## DIRECTIVE
Below is a listing; copy all of it exactly.

Records excerpted from a collection:
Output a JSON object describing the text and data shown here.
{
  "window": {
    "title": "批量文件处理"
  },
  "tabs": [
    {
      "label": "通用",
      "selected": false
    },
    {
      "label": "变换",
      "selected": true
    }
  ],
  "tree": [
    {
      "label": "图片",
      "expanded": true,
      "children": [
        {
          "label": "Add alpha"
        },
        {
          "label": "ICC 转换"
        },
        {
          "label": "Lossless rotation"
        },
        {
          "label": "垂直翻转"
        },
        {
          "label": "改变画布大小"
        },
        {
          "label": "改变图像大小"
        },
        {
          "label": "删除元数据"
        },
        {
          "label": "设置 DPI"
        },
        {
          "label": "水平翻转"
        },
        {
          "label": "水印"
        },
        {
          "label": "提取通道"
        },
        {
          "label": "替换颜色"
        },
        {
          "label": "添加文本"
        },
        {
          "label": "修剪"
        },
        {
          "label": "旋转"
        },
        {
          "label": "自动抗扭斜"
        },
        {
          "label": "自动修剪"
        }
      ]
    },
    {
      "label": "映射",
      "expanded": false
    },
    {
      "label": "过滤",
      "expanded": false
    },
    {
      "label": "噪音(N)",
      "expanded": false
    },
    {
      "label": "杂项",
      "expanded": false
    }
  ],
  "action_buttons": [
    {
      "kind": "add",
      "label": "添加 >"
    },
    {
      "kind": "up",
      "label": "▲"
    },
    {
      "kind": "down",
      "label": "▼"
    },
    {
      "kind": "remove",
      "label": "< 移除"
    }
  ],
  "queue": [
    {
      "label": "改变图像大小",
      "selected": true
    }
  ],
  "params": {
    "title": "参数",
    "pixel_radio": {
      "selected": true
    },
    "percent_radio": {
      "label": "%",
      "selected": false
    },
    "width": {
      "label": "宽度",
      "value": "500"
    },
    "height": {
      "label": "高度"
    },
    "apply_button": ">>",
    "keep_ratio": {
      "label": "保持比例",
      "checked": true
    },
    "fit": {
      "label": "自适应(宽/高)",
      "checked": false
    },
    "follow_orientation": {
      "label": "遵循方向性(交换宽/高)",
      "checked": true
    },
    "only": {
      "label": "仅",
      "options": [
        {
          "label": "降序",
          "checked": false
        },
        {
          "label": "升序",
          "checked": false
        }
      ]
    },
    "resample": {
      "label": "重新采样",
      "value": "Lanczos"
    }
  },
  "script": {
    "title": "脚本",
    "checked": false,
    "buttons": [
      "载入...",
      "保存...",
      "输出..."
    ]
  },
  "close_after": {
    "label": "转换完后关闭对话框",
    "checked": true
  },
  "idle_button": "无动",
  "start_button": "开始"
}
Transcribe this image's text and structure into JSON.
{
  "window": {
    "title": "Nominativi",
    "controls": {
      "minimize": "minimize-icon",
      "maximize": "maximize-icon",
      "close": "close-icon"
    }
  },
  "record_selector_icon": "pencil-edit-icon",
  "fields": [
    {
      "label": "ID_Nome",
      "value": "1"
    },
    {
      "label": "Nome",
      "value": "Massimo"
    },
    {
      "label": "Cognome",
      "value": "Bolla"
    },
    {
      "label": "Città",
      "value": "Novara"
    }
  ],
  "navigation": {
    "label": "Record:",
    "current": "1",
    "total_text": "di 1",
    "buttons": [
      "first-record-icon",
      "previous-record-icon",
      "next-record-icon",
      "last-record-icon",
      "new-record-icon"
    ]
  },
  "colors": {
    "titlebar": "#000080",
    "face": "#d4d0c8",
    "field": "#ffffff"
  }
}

## SOLUTION
Output a JSON object describing the text and data shown here.
{
  "window": {
    "title": "批量文件处理"
  },
  "tabs": [
    {
      "label": "通用",
      "selected": false
    },
    {
      "label": "变换",
      "selected": true
    }
  ],
  "tree": [
    {
      "label": "图片",
      "expanded": true,
      "children": [
        {
          "label": "Add alpha"
        },
        {
          "label": "ICC 转换"
        },
        {
          "label": "Lossless rotation"
        },
        {
          "label": "垂直翻转"
        },
        {
          "label": "改变画布大小"
        },
        {
          "label": "改变图像大小"
        },
        {
          "label": "删除元数据"
        },
        {
          "label": "设置 DPI"
        },
        {
          "label": "水平翻转"
        },
        {
          "label": "水印"
        },
        {
          "label": "提取通道"
        },
        {
          "label": "替换颜色"
        },
        {
          "label": "添加文本"
        },
        {
          "label": "修剪"
        },
        {
          "label": "旋转"
        },
        {
          "label": "自动抗扭斜"
        },
        {
          "label": "自动修剪"
        }
      ]
    },
    {
      "label": "映射",
      "expanded": false
    },
    {
      "label": "过滤",
      "expanded": false
    },
    {
      "label": "噪音(N)",
      "expanded": false
    },
    {
      "label": "杂项",
      "expanded": false
    }
  ],
  "action_buttons": [
    {
      "kind": "add",
      "label": "添加 >"
    },
    {
      "kind": "up",
      "label": "▲"
    },
    {
      "kind": "down",
      "label": "▼"
    },
    {
      "kind": "remove",
      "label": "< 移除"
    }
  ],
  "queue": [
    {
      "label": "改变图像大小",
      "selected": true
    }
  ],
  "params": {
    "title": "参数",
    "pixel_radio": {
      "selected": true
    },
    "percent_radio": {
      "label": "%",
      "selected": false
    },
    "width": {
      "label": "宽度",
      "value": "500"
    },
    "height": {
      "label": "高度"
    },
    "apply_button": ">>",
    "keep_ratio": {
      "label": "保持比例",
      "checked": true
    },
    "fit": {
      "label": "自适应(宽/高)",
      "checked": false
    },
    "follow_orientation": {
      "label": "遵循方向性(交换宽/高)",
      "checked": true
    },
    "only": {
      "label": "仅",
      "options": [
        {
          "label": "降序",
          "checked": false
        },
        {
          "label": "升序",
          "checked": false
        }
      ]
    },
    "resample": {
      "label": "重新采样",
      "value": "Lanczos"
    }
  },
  "script": {
    "title": "脚本",
    "checked": false,
    "buttons": [
      "载入...",
      "保存...",
      "输出..."
    ]
  },
  "close_after": {
    "label": "转换完后关闭对话框",
    "checked": true
  },
  "idle_button": "无动",
  "start_button": "开始"
}
Transcribe this image's text and structure into JSON.
{
  "window": {
    "title": "Nominativi",
    "controls": {
      "minimize": "minimize-icon",
      "maximize": "maximize-icon",
      "close": "close-icon"
    }
  },
  "record_selector_icon": "pencil-edit-icon",
  "fields": [
    {
      "label": "ID_Nome",
      "value": "1"
    },
    {
      "label": "Nome",
      "value": "Massimo"
    },
    {
      "label": "Cognome",
      "value": "Bolla"
    },
    {
      "label": "Città",
      "value": "Novara"
    }
  ],
  "navigation": {
    "label": "Record:",
    "current": "1",
    "total_text": "di 1",
    "buttons": [
      "first-record-icon",
      "previous-record-icon",
      "next-record-icon",
      "last-record-icon",
      "new-record-icon"
    ]
  },
  "colors": {
    "titlebar": "#000080",
    "face": "#d4d0c8",
    "field": "#ffffff"
  }
}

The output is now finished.